▸ **Prompt**: Please print the full listing exactly.

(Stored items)
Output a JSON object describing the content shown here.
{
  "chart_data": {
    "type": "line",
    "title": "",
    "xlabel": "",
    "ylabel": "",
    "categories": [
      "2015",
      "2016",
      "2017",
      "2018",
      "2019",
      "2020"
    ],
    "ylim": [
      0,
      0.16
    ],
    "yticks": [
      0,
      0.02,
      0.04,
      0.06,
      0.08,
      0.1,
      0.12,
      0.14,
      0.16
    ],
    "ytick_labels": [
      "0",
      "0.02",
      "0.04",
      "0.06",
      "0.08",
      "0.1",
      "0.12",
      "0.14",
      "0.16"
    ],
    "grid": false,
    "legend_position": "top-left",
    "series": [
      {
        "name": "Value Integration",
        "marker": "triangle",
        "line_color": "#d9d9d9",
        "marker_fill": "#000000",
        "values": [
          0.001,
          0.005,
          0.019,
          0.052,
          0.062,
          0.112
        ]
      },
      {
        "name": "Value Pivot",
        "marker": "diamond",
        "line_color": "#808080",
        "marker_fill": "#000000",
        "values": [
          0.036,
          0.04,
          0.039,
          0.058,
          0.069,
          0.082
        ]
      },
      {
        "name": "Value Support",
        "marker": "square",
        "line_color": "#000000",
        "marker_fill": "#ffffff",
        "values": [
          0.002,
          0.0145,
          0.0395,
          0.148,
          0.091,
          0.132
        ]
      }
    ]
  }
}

▸ **Solution to this task**:
Output a JSON object describing the content shown here.
{
  "chart_data": {
    "type": "line",
    "title": "",
    "xlabel": "",
    "ylabel": "",
    "categories": [
      "2015",
      "2016",
      "2017",
      "2018",
      "2019",
      "2020"
    ],
    "ylim": [
      0,
      0.16
    ],
    "yticks": [
      0,
      0.02,
      0.04,
      0.06,
      0.08,
      0.1,
      0.12,
      0.14,
      0.16
    ],
    "ytick_labels": [
      "0",
      "0.02",
      "0.04",
      "0.06",
      "0.08",
      "0.1",
      "0.12",
      "0.14",
      "0.16"
    ],
    "grid": false,
    "legend_position": "top-left",
    "series": [
      {
        "name": "Value Integration",
        "marker": "triangle",
        "line_color": "#d9d9d9",
        "marker_fill": "#000000",
        "values": [
          0.001,
          0.005,
          0.019,
          0.052,
          0.062,
          0.112
        ]
      },
      {
        "name": "Value Pivot",
        "marker": "diamond",
        "line_color": "#808080",
        "marker_fill": "#000000",
        "values": [
          0.036,
          0.04,
          0.039,
          0.058,
          0.069,
          0.082
        ]
      },
      {
        "name": "Value Support",
        "marker": "square",
        "line_color": "#000000",
        "marker_fill": "#ffffff",
        "values": [
          0.002,
          0.0145,
          0.0395,
          0.148,
          0.091,
          0.132
        ]
      }
    ]
  }
}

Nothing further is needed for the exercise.